INSTRUCTIONS TO FOLLOW:
Using the records below, give the number of lines where the word "Images" appears, with no further output.

======

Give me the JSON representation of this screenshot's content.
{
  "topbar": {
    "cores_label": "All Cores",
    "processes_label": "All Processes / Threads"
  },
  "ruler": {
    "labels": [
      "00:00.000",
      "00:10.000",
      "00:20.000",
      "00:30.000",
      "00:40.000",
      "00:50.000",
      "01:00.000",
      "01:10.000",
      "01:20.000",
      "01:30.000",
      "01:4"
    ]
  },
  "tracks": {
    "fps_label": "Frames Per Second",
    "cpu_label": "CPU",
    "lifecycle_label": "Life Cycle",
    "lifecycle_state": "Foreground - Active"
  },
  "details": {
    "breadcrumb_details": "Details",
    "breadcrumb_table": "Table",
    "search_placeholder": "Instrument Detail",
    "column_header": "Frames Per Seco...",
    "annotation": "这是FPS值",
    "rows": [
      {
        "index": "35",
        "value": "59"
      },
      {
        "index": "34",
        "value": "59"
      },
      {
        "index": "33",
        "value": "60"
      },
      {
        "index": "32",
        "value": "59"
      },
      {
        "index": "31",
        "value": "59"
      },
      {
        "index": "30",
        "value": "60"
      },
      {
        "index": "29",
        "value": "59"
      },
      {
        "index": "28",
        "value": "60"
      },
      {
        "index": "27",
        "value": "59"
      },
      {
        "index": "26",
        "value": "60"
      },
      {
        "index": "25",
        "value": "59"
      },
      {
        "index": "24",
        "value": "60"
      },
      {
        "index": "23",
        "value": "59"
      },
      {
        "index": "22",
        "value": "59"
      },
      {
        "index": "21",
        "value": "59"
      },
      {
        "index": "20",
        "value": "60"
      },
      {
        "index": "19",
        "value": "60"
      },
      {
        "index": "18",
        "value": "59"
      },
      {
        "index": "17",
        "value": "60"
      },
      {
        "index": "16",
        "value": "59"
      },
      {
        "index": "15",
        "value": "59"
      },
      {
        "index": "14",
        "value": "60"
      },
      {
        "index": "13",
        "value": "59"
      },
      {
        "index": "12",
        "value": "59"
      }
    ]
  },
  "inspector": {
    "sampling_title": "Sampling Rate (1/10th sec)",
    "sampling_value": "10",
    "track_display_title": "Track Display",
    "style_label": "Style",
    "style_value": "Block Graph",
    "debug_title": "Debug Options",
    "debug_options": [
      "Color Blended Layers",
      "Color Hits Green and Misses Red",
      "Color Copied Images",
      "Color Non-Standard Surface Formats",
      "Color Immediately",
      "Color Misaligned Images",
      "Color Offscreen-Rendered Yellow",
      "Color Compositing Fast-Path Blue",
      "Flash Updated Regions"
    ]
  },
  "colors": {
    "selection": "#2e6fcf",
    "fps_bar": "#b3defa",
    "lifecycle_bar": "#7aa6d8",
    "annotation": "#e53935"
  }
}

======

WRITTEN ANSWER:
2